Provided records:
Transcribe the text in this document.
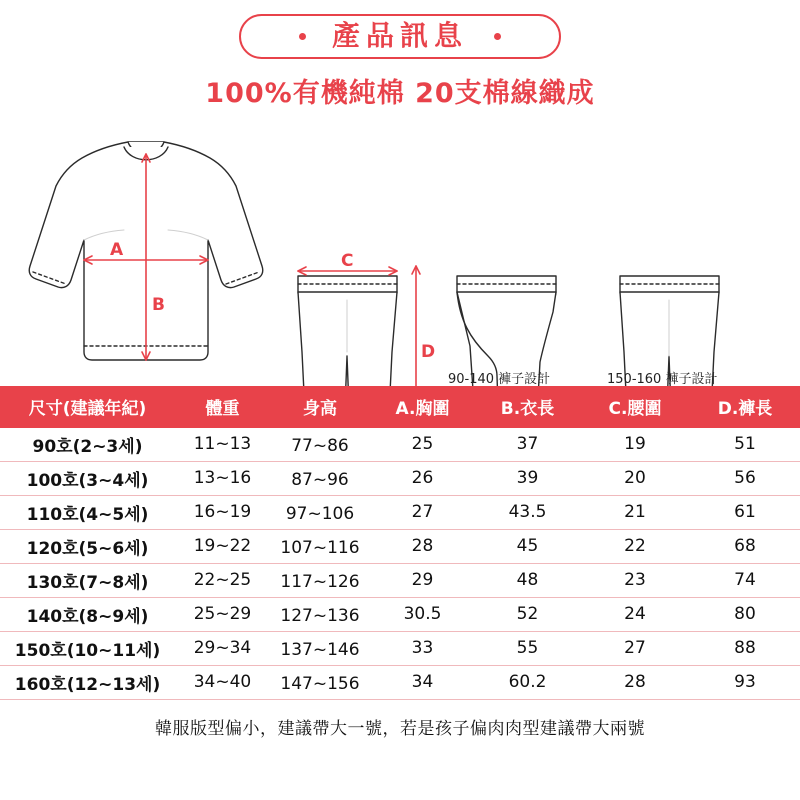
產品訊息
100%有機純棉 20支棉線織成
A
B
C
D
90-140 褲子設計	150-160 褲子設計
尺寸(建議年紀)	體重	身高	A.胸圍	B.衣長	C.腰圍	D.褲長
90호(2~3세)	11~13	77~86	25	37	19	51
100호(3~4세)	13~16	87~96	26	39	20	56
110호(4~5세)	16~19	97~106	27	43.5	21	61
120호(5~6세)	19~22	107~116	28	45	22	68
130호(7~8세)	22~25	117~126	29	48	23	74
140호(8~9세)	25~29	127~136	30.5	52	24	80
150호(10~11세)	29~34	137~146	33	55	27	88
160호(12~13세)	34~40	147~156	34	60.2	28	93
韓服版型偏小，建議帶大一號，若是孩子偏肉肉型建議帶大兩號
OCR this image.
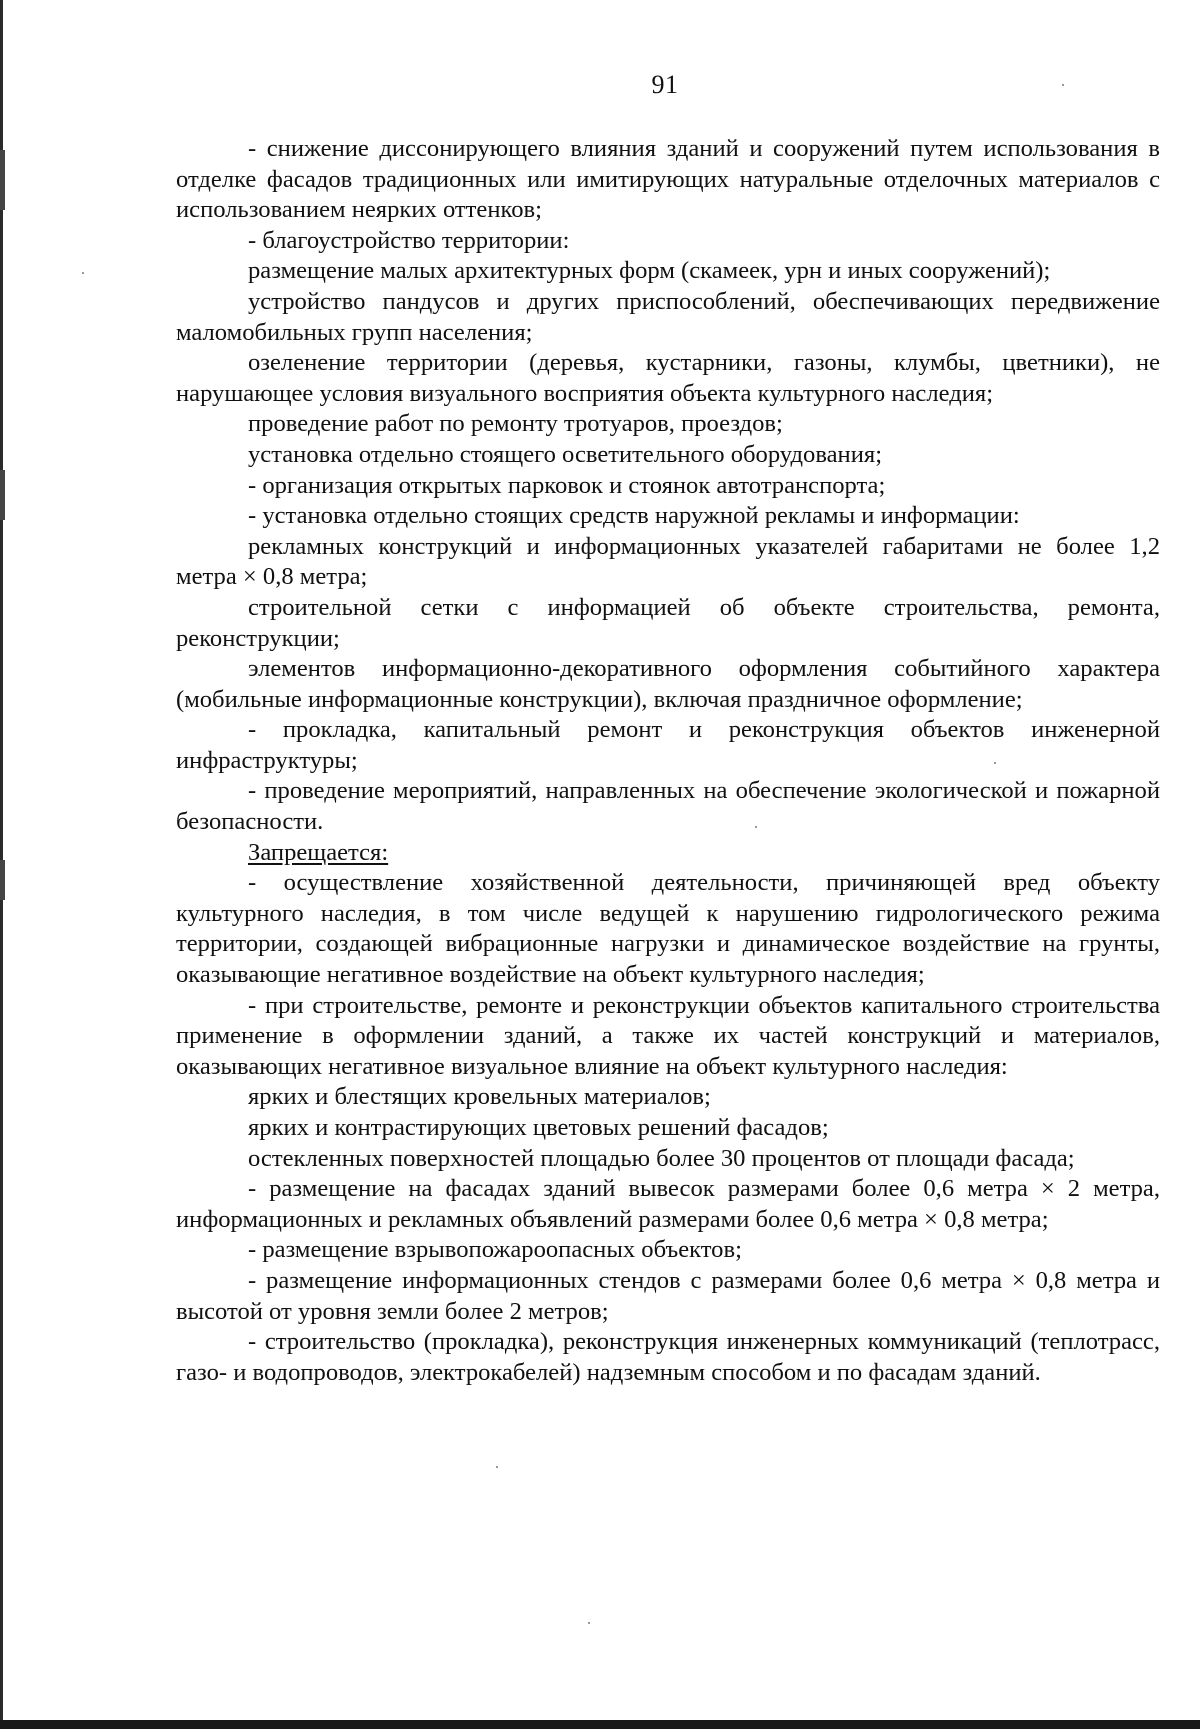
91

- снижение диссонирующего влияния зданий и сооружений путем использования в отделке фасадов традиционных или имитирующих натуральные отделочных материалов с использованием неярких оттенков;

- благоустройство территории:

размещение малых архитектурных форм (скамеек, урн и иных сооружений);

устройство пандусов и других приспособлений, обеспечивающих передвижение маломобильных групп населения;

озеленение территории (деревья, кустарники, газоны, клумбы, цветники), не нарушающее условия визуального восприятия объекта культурного наследия;

проведение работ по ремонту тротуаров, проездов;

установка отдельно стоящего осветительного оборудования;

- организация открытых парковок и стоянок автотранспорта;

- установка отдельно стоящих средств наружной рекламы и информации:

рекламных конструкций и информационных указателей габаритами не более 1,2 метра × 0,8 метра;

строительной сетки с информацией об объекте строительства, ремонта, реконструкции;

элементов информационно-декоративного оформления событийного характера (мобильные информационные конструкции), включая праздничное оформление;

- прокладка, капитальный ремонт и реконструкция объектов инженерной инфраструктуры;

- проведение мероприятий, направленных на обеспечение экологической и пожарной безопасности.

Запрещается:

- осуществление хозяйственной деятельности, причиняющей вред объекту культурного наследия, в том числе ведущей к нарушению гидрологического режима территории, создающей вибрационные нагрузки и динамическое воздействие на грунты, оказывающие негативное воздействие на объект культурного наследия;

- при строительстве, ремонте и реконструкции объектов капитального строительства применение в оформлении зданий, а также их частей конструкций и материалов, оказывающих негативное визуальное влияние на объект культурного наследия:

ярких и блестящих кровельных материалов;

ярких и контрастирующих цветовых решений фасадов;

остекленных поверхностей площадью более 30 процентов от площади фасада;

- размещение на фасадах зданий вывесок размерами более 0,6 метра × 2 метра, информационных и рекламных объявлений размерами более 0,6 метра × 0,8 метра;

- размещение взрывопожароопасных объектов;

- размещение информационных стендов с размерами более 0,6 метра × 0,8 метра и высотой от уровня земли более 2 метров;

- строительство (прокладка), реконструкция инженерных коммуникаций (теплотрасс, газо- и водопроводов, электрокабелей) надземным способом и по фасадам зданий.
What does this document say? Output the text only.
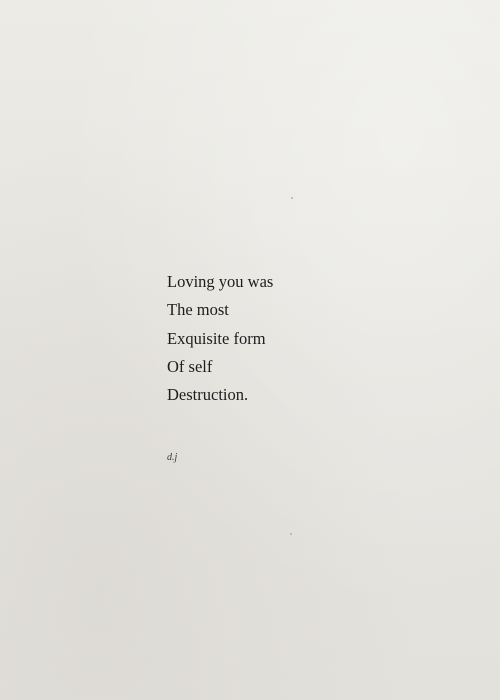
Loving you was
The most
Exquisite form
Of self
Destruction.
d.j
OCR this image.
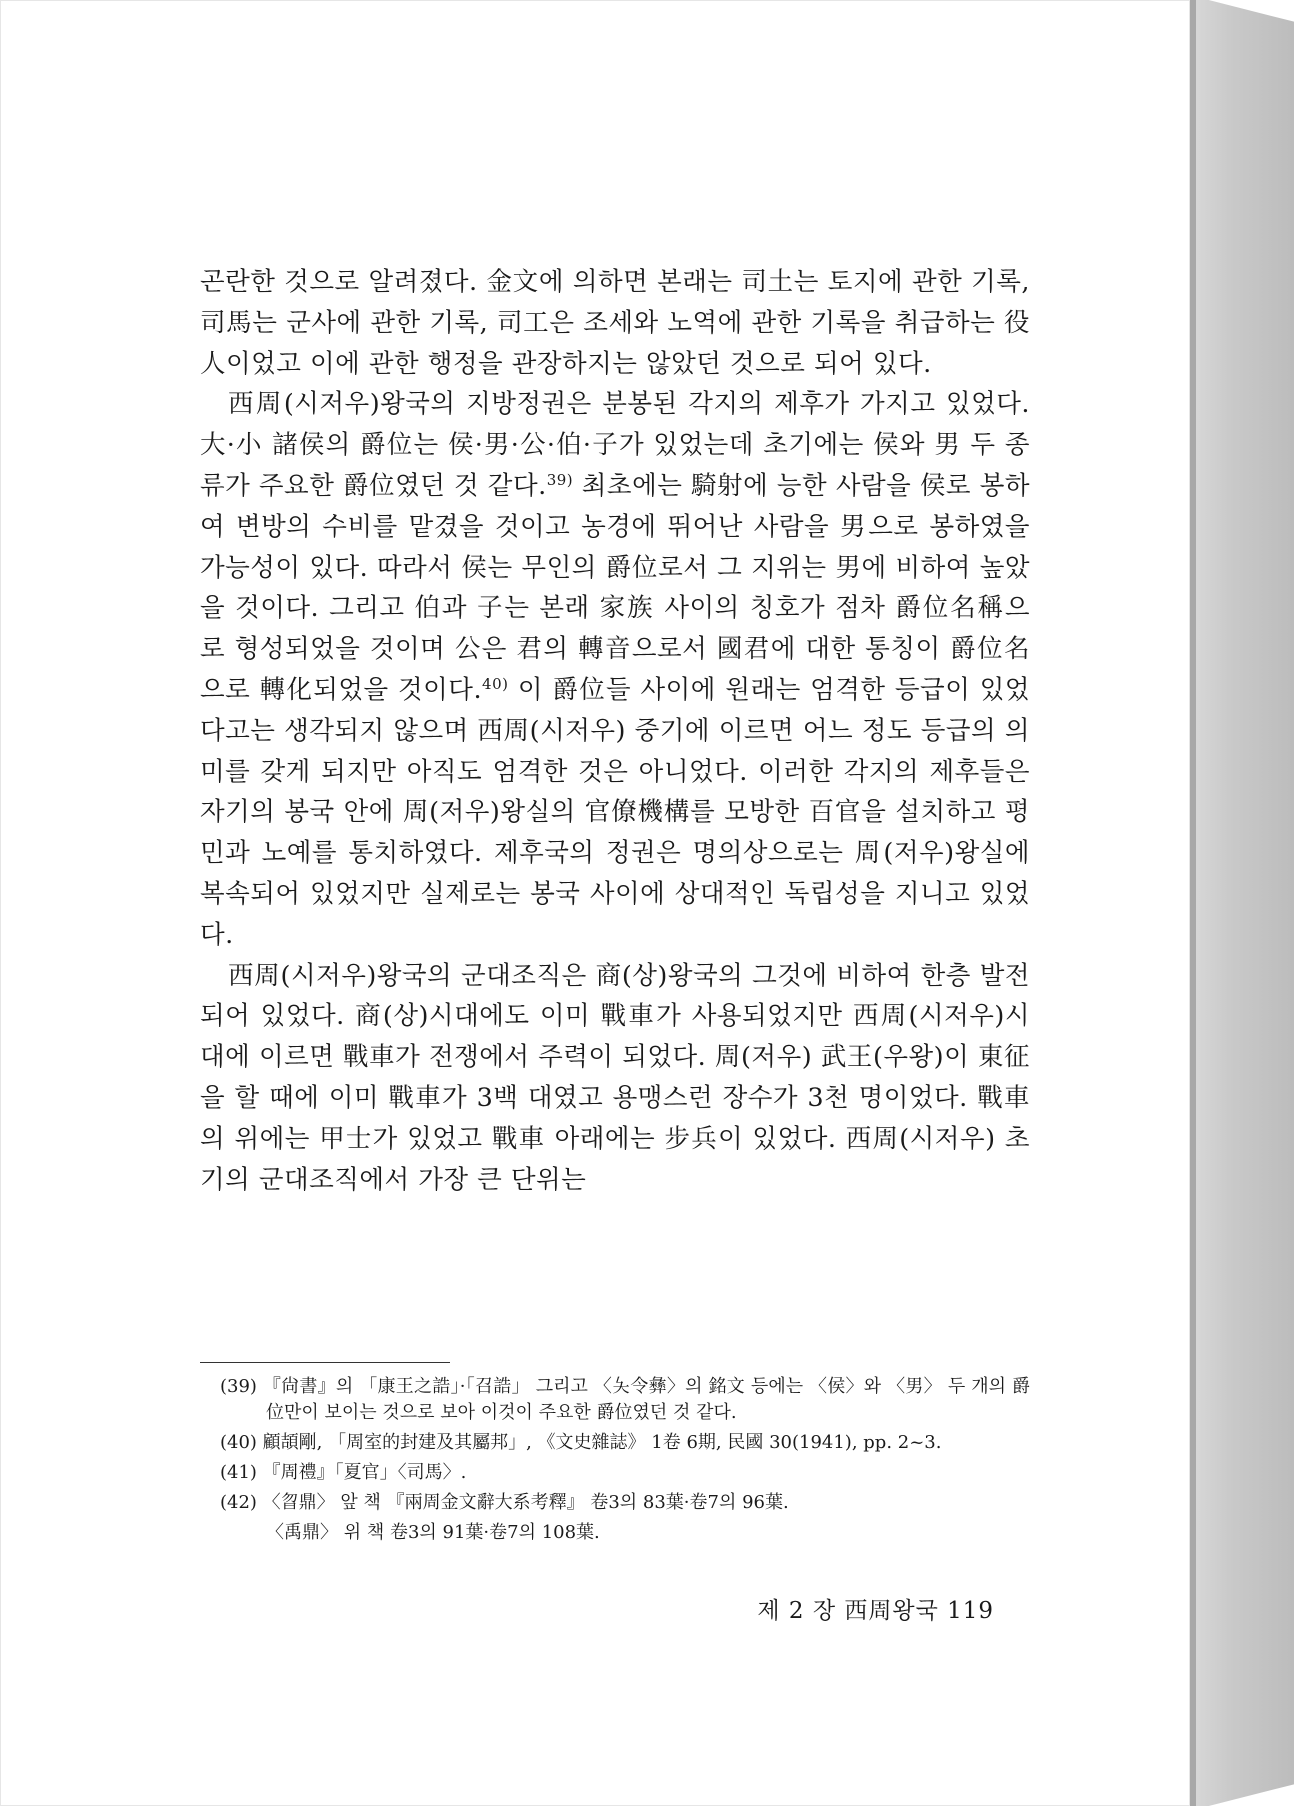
곤란한 것으로 알려졌다. 金文에 의하면 본래는 司土는 토지에 관한 기록, 司馬는 군사에 관한 기록, 司工은 조세와 노역에 관한 기록을 취급하는 役人이었고 이에 관한 행정을 관장하지는 않았던 것으로 되어 있다.

西周(시저우)왕국의 지방정권은 분봉된 각지의 제후가 가지고 있었다. 大·小 諸侯의 爵位는 侯·男·公·伯·子가 있었는데 초기에는 侯와 男 두 종류가 주요한 爵位였던 것 같다.$^{39)}$ 최초에는 騎射에 능한 사람을 侯로 봉하여 변방의 수비를 맡겼을 것이고 농경에 뛰어난 사람을 男으로 봉하였을 가능성이 있다. 따라서 侯는 무인의 爵位로서 그 지위는 男에 비하여 높았을 것이다. 그리고 伯과 子는 본래 家族 사이의 칭호가 점차 爵位名稱으로 형성되었을 것이며 公은 君의 轉音으로서 國君에 대한 통칭이 爵位名으로 轉化되었을 것이다.$^{40)}$ 이 爵位들 사이에 원래는 엄격한 등급이 있었다고는 생각되지 않으며 西周(시저우) 중기에 이르면 어느 정도 등급의 의미를 갖게 되지만 아직도 엄격한 것은 아니었다. 이러한 각지의 제후들은 자기의 봉국 안에 周(저우)왕실의 官僚機構를 모방한 百官을 설치하고 평민과 노예를 통치하였다. 제후국의 정권은 명의상으로는 周(저우)왕실에 복속되어 있었지만 실제로는 봉국 사이에 상대적인 독립성을 지니고 있었다.

西周(시저우)왕국의 군대조직은 商(상)왕국의 그것에 비하여 한층 발전되어 있었다. 商(상)시대에도 이미 戰車가 사용되었지만 西周(시저우)시대에 이르면 戰車가 전쟁에서 주력이 되었다. 周(저우) 武王(우왕)이 東征을 할 때에 이미 戰車가 3백 대였고 용맹스런 장수가 3천 명이었다. 戰車의 위에는 甲士가 있었고 戰車 아래에는 步兵이 있었다. 西周(시저우) 초기의 군대조직에서 가장 큰 단위는

(39) 『尙書』의 「康王之誥」·「召誥」 그리고 〈夨令彝〉의 銘文 등에는 〈侯〉와 〈男〉 두 개의 爵位만이 보이는 것으로 보아 이것이 주요한 爵位였던 것 같다.

(40) 顧頡剛, 「周室的封建及其屬邦」, 《文史雜誌》 1卷 6期, 民國 30(1941), pp. 2~3.

(41) 『周禮』「夏官」〈司馬〉.

(42) 〈曶鼎〉 앞 책 『兩周金文辭大系考釋』 卷3의 83葉·卷7의 96葉.

〈禹鼎〉 위 책 卷3의 91葉·卷7의 108葉.

제 2 장 西周왕국 119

Short task:
Please set down each line of the data above exactly as written, without the pictures.

Solution below:
Transcribe the text in this document.
產品訊息
100%有機純棉 20支棉線織成
A
B
C
D
90-140 褲子設計	150-160 褲子設計
尺寸(建議年紀)	體重	身高	A.胸圍	B.衣長	C.腰圍	D.褲長
90호(2~3세)	11~13	77~86	25	37	19	51
100호(3~4세)	13~16	87~96	26	39	20	56
110호(4~5세)	16~19	97~106	27	43.5	21	61
120호(5~6세)	19~22	107~116	28	45	22	68
130호(7~8세)	22~25	117~126	29	48	23	74
140호(8~9세)	25~29	127~136	30.5	52	24	80
150호(10~11세)	29~34	137~146	33	55	27	88
160호(12~13세)	34~40	147~156	34	60.2	28	93
韓服版型偏小，建議帶大一號，若是孩子偏肉肉型建議帶大兩號
OCR this image.
91

- снижение диссонирующего влияния зданий и сооружений путем использования в отделке фасадов традиционных или имитирующих натуральные отделочных материалов с использованием неярких оттенков;

- благоустройство территории:

размещение малых архитектурных форм (скамеек, урн и иных сооружений);

устройство пандусов и других приспособлений, обеспечивающих передвижение маломобильных групп населения;

озеленение территории (деревья, кустарники, газоны, клумбы, цветники), не нарушающее условия визуального восприятия объекта культурного наследия;

проведение работ по ремонту тротуаров, проездов;

установка отдельно стоящего осветительного оборудования;

- организация открытых парковок и стоянок автотранспорта;

- установка отдельно стоящих средств наружной рекламы и информации:

рекламных конструкций и информационных указателей габаритами не более 1,2 метра × 0,8 метра;

строительной сетки с информацией об объекте строительства, ремонта, реконструкции;

элементов информационно-декоративного оформления событийного характера (мобильные информационные конструкции), включая праздничное оформление;

- прокладка, капитальный ремонт и реконструкция объектов инженерной инфраструктуры;

- проведение мероприятий, направленных на обеспечение экологической и пожарной безопасности.

Запрещается:

- осуществление хозяйственной деятельности, причиняющей вред объекту культурного наследия, в том числе ведущей к нарушению гидрологического режима территории, создающей вибрационные нагрузки и динамическое воздействие на грунты, оказывающие негативное воздействие на объект культурного наследия;

- при строительстве, ремонте и реконструкции объектов капитального строительства применение в оформлении зданий, а также их частей конструкций и материалов, оказывающих негативное визуальное влияние на объект культурного наследия:

ярких и блестящих кровельных материалов;

ярких и контрастирующих цветовых решений фасадов;

остекленных поверхностей площадью более 30 процентов от площади фасада;

- размещение на фасадах зданий вывесок размерами более 0,6 метра × 2 метра, информационных и рекламных объявлений размерами более 0,6 метра × 0,8 метра;

- размещение взрывопожароопасных объектов;

- размещение информационных стендов с размерами более 0,6 метра × 0,8 метра и высотой от уровня земли более 2 метров;

- строительство (прокладка), реконструкция инженерных коммуникаций (теплотрасс, газо- и водопроводов, электрокабелей) надземным способом и по фасадам зданий.
What does this document say? Output the text only.
Loving you was
The most
Exquisite form
Of self
Destruction.
d.j
OCR this image.
곤란한 것으로 알려졌다. 金文에 의하면 본래는 司土는 토지에 관한 기록, 司馬는 군사에 관한 기록, 司工은 조세와 노역에 관한 기록을 취급하는 役人이었고 이에 관한 행정을 관장하지는 않았던 것으로 되어 있다.

西周(시저우)왕국의 지방정권은 분봉된 각지의 제후가 가지고 있었다. 大·小 諸侯의 爵位는 侯·男·公·伯·子가 있었는데 초기에는 侯와 男 두 종류가 주요한 爵位였던 것 같다.$^{39)}$ 최초에는 騎射에 능한 사람을 侯로 봉하여 변방의 수비를 맡겼을 것이고 농경에 뛰어난 사람을 男으로 봉하였을 가능성이 있다. 따라서 侯는 무인의 爵位로서 그 지위는 男에 비하여 높았을 것이다. 그리고 伯과 子는 본래 家族 사이의 칭호가 점차 爵位名稱으로 형성되었을 것이며 公은 君의 轉音으로서 國君에 대한 통칭이 爵位名으로 轉化되었을 것이다.$^{40)}$ 이 爵位들 사이에 원래는 엄격한 등급이 있었다고는 생각되지 않으며 西周(시저우) 중기에 이르면 어느 정도 등급의 의미를 갖게 되지만 아직도 엄격한 것은 아니었다. 이러한 각지의 제후들은 자기의 봉국 안에 周(저우)왕실의 官僚機構를 모방한 百官을 설치하고 평민과 노예를 통치하였다. 제후국의 정권은 명의상으로는 周(저우)왕실에 복속되어 있었지만 실제로는 봉국 사이에 상대적인 독립성을 지니고 있었다.

西周(시저우)왕국의 군대조직은 商(상)왕국의 그것에 비하여 한층 발전되어 있었다. 商(상)시대에도 이미 戰車가 사용되었지만 西周(시저우)시대에 이르면 戰車가 전쟁에서 주력이 되었다. 周(저우) 武王(우왕)이 東征을 할 때에 이미 戰車가 3백 대였고 용맹스런 장수가 3천 명이었다. 戰車의 위에는 甲士가 있었고 戰車 아래에는 步兵이 있었다. 西周(시저우) 초기의 군대조직에서 가장 큰 단위는

(39) 『尙書』의 「康王之誥」·「召誥」 그리고 〈夨令彝〉의 銘文 등에는 〈侯〉와 〈男〉 두 개의 爵位만이 보이는 것으로 보아 이것이 주요한 爵位였던 것 같다.

(40) 顧頡剛, 「周室的封建及其屬邦」, 《文史雜誌》 1卷 6期, 民國 30(1941), pp. 2~3.

(41) 『周禮』「夏官」〈司馬〉.

(42) 〈曶鼎〉 앞 책 『兩周金文辭大系考釋』 卷3의 83葉·卷7의 96葉.

〈禹鼎〉 위 책 卷3의 91葉·卷7의 108葉.

제 2 장 西周왕국 119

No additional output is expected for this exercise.